Aim of the exercise: How many lines in the entries below include the string "lights"? Answer with the number only.

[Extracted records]

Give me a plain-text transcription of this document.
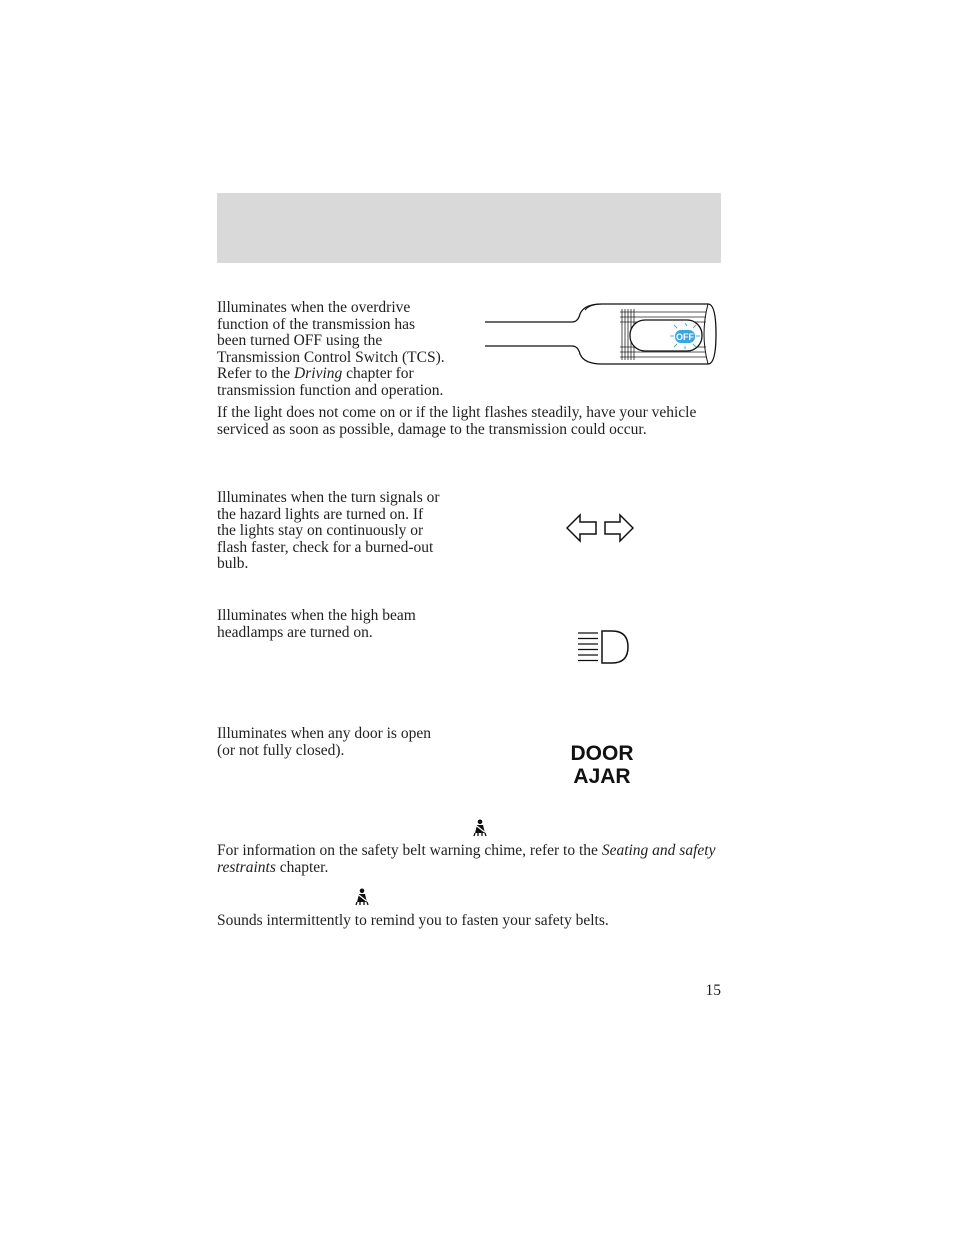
Illuminates when the overdrive
function of the transmission has
been turned OFF using the
Transmission Control Switch (TCS).
Refer to the Driving chapter for
transmission function and operation.

OFF

If the light does not come on or if the light flashes steadily, have your vehicle serviced as soon as possible, damage to the transmission could occur.

Illuminates when the turn signals or
the hazard lights are turned on. If
the lights stay on continuously or
flash faster, check for a burned-out
bulb.

Illuminates when the high beam
headlamps are turned on.

Illuminates when any door is open
(or not fully closed).	DOOR
AJAR

For information on the safety belt warning chime, refer to the Seating and safety restraints chapter.

Sounds intermittently to remind you to fasten your safety belts.

15
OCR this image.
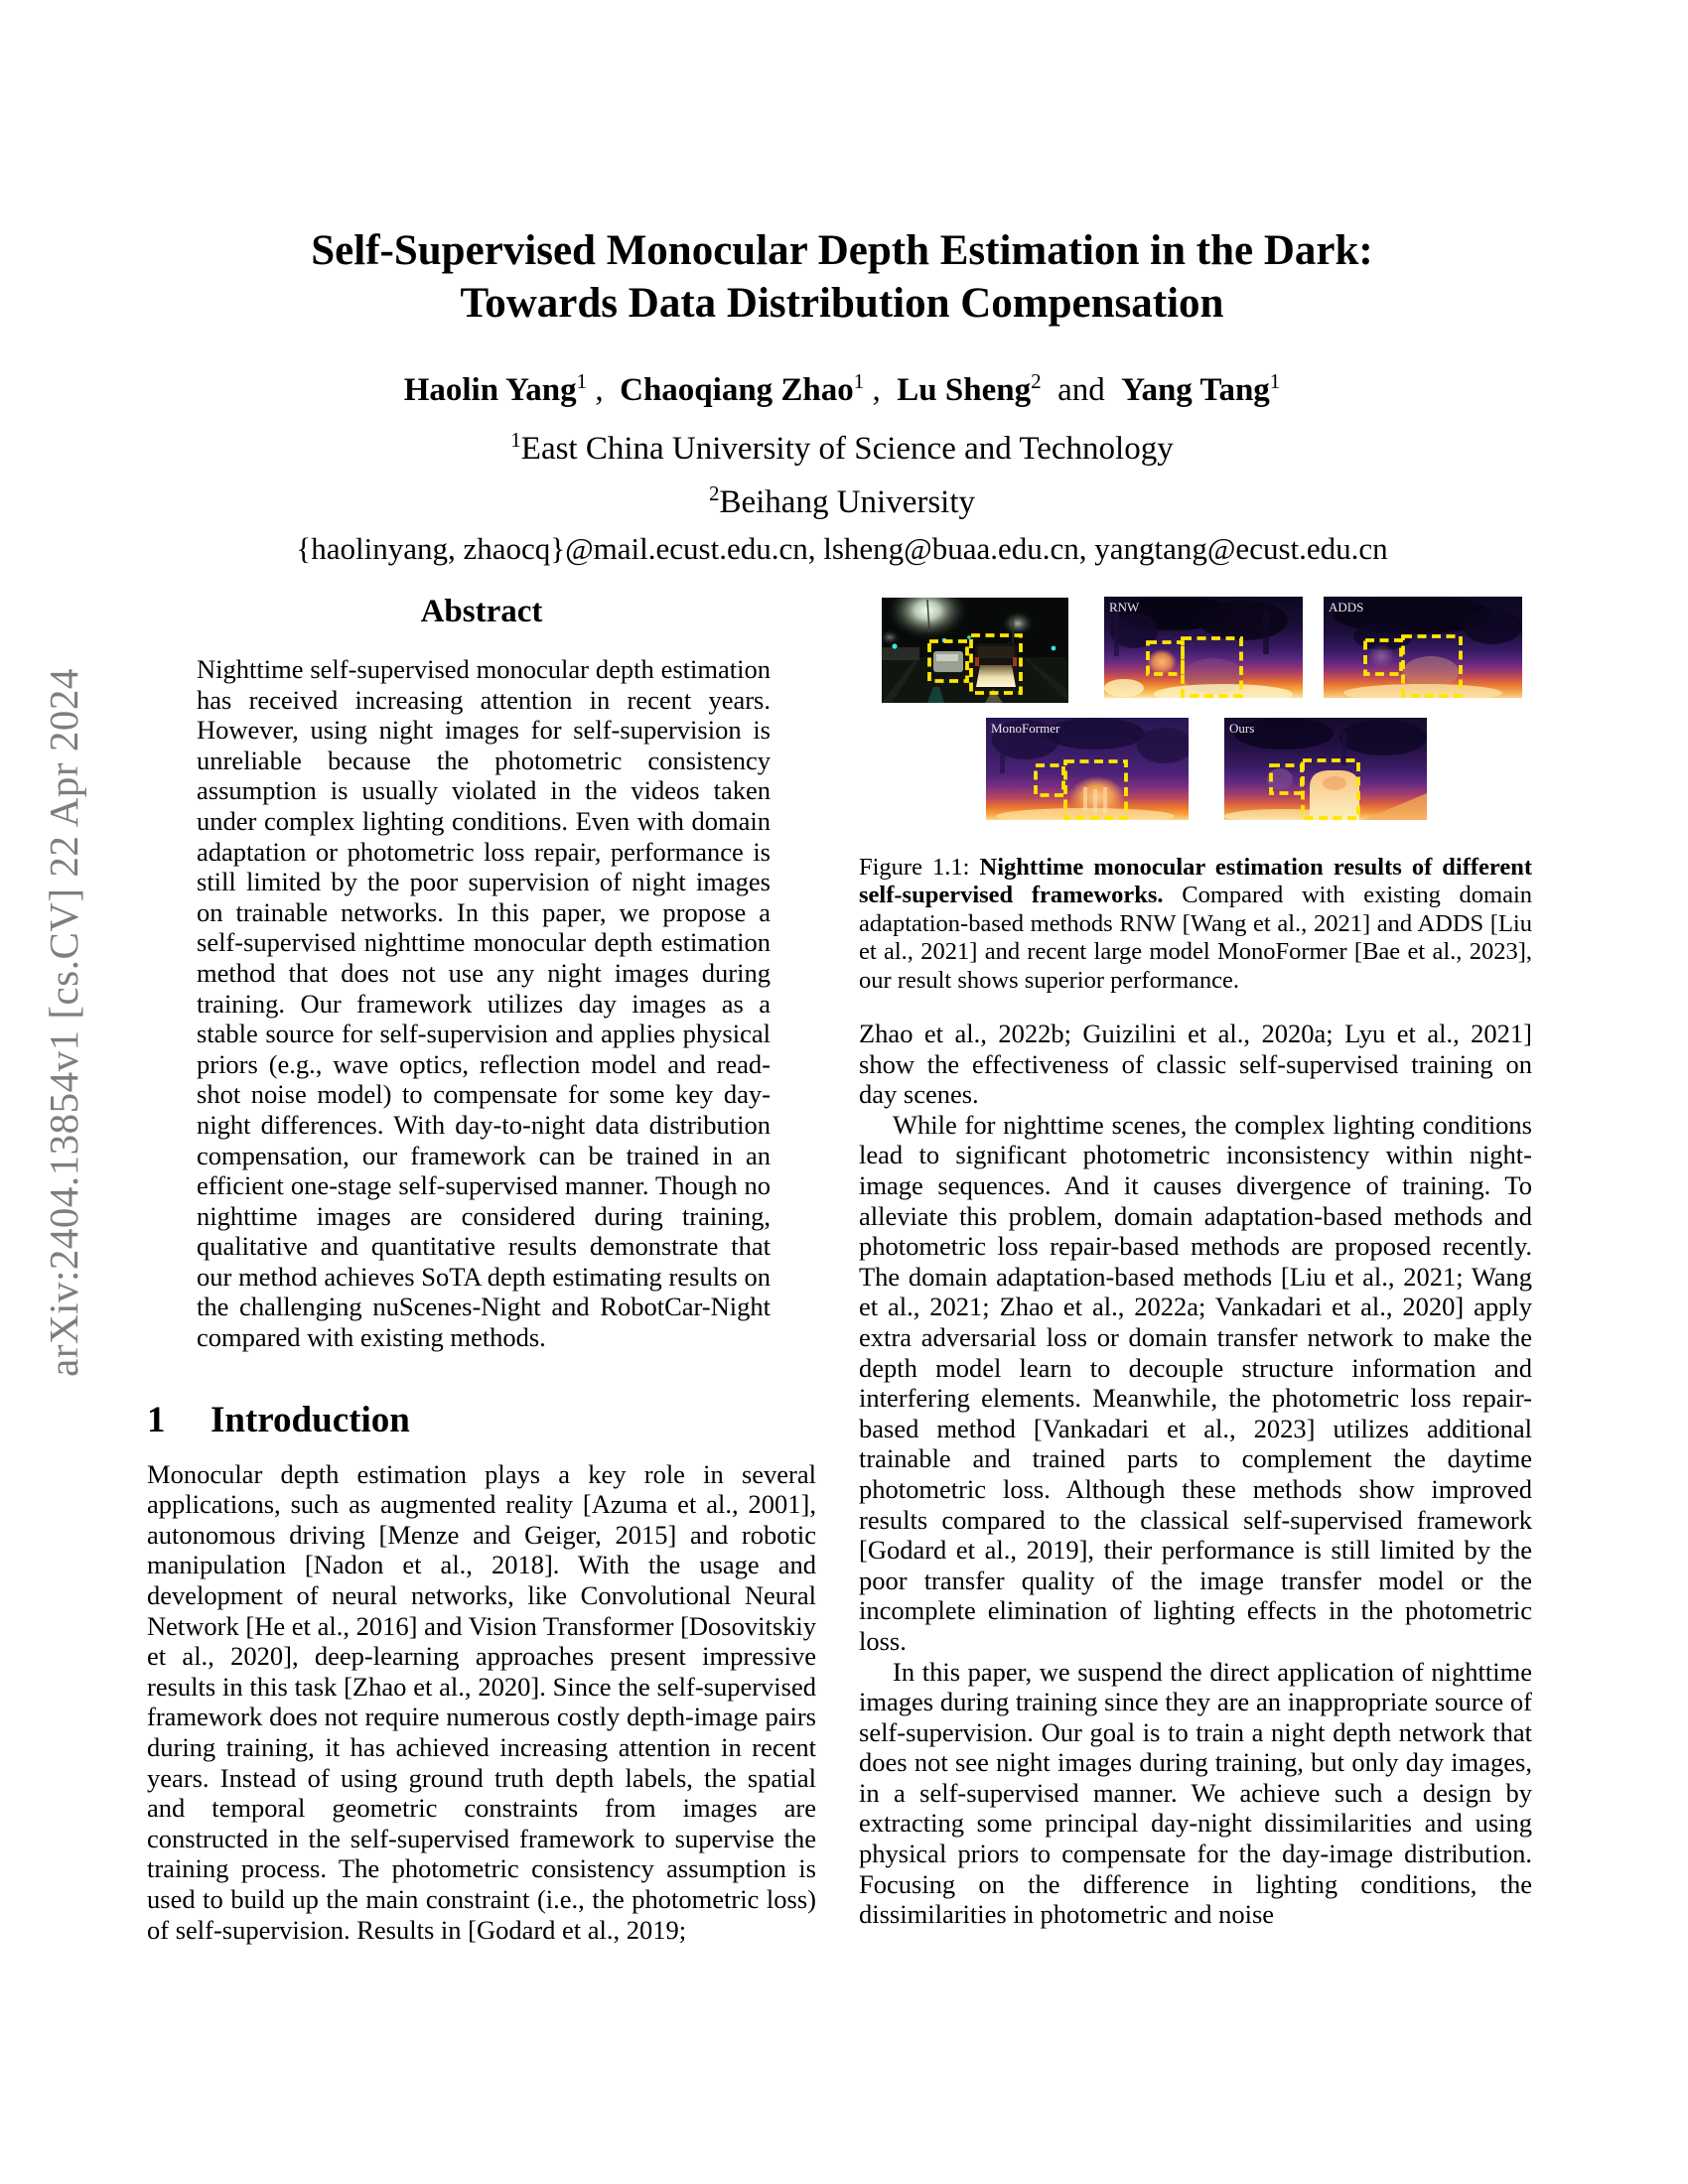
arXiv:2404.13854v1 [cs.CV] 22 Apr 2024
Self-Supervised Monocular Depth Estimation in the Dark:
Towards Data Distribution Compensation
Haolin Yang$^1$ ,  Chaoqiang Zhao$^1$ ,  Lu Sheng$^2$  and  Yang Tang$^1$
$^1$East China University of Science and Technology
$^2$Beihang University
{haolinyang, zhaocq}@mail.ecust.edu.cn, lsheng@buaa.edu.cn, yangtang@ecust.edu.cn
Abstract
Nighttime self-supervised monocular depth estimation has received increasing attention in recent years. However, using night images for self-supervision is unreliable because the photometric consistency assumption is usually violated in the videos taken under complex lighting conditions. Even with domain adaptation or photometric loss repair, performance is still limited by the poor supervision of night images on trainable networks. In this paper, we propose a self-supervised nighttime monocular depth estimation method that does not use any night images during training. Our framework utilizes day images as a stable source for self-supervision and applies physical priors (e.g., wave optics, reflection model and read-shot noise model) to compensate for some key day-night differences. With day-to-night data distribution compensation, our framework can be trained in an efficient one-stage self-supervised manner. Though no nighttime images are considered during training, qualitative and quantitative results demonstrate that our method achieves SoTA depth estimating results on the challenging nuScenes-Night and RobotCar-Night compared with existing methods.
1 Introduction
Monocular depth estimation plays a key role in several applications, such as augmented reality [Azuma et al., 2001], autonomous driving [Menze and Geiger, 2015] and robotic manipulation [Nadon et al., 2018]. With the usage and development of neural networks, like Convolutional Neural Network [He et al., 2016] and Vision Transformer [Dosovitskiy et al., 2020], deep-learning approaches present impressive results in this task [Zhao et al., 2020]. Since the self-supervised framework does not require numerous costly depth-image pairs during training, it has achieved increasing attention in recent years. Instead of using ground truth depth labels, the spatial and temporal geometric constraints from images are constructed in the self-supervised framework to supervise the training process. The photometric consistency assumption is used to build up the main constraint (i.e., the photometric loss) of self-supervision. Results in [Godard et al., 2019;
RNW	ADDS
MonoFormer	Ours
Figure 1.1: Nighttime monocular estimation results of different self-supervised frameworks. Compared with existing domain adaptation-based methods RNW [Wang et al., 2021] and ADDS [Liu et al., 2021] and recent large model MonoFormer [Bae et al., 2023], our result shows superior performance.
Zhao et al., 2022b; Guizilini et al., 2020a; Lyu et al., 2021] show the effectiveness of classic self-supervised training on day scenes.
While for nighttime scenes, the complex lighting conditions lead to significant photometric inconsistency within night-image sequences. And it causes divergence of training. To alleviate this problem, domain adaptation-based methods and photometric loss repair-based methods are proposed recently. The domain adaptation-based methods [Liu et al., 2021; Wang et al., 2021; Zhao et al., 2022a; Vankadari et al., 2020] apply extra adversarial loss or domain transfer network to make the depth model learn to decouple structure information and interfering elements. Meanwhile, the photometric loss repair-based method [Vankadari et al., 2023] utilizes additional trainable and trained parts to complement the daytime photometric loss. Although these methods show improved results compared to the classical self-supervised framework [Godard et al., 2019], their performance is still limited by the poor transfer quality of the image transfer model or the incomplete elimination of lighting effects in the photometric loss.
In this paper, we suspend the direct application of nighttime images during training since they are an inappropriate source of self-supervision. Our goal is to train a night depth network that does not see night images during training, but only day images, in a self-supervised manner. We achieve such a design by extracting some principal day-night dissimilarities and using physical priors to compensate for the day-image distribution. Focusing on the difference in lighting conditions, the dissimilarities in photometric and noise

Full answer: 2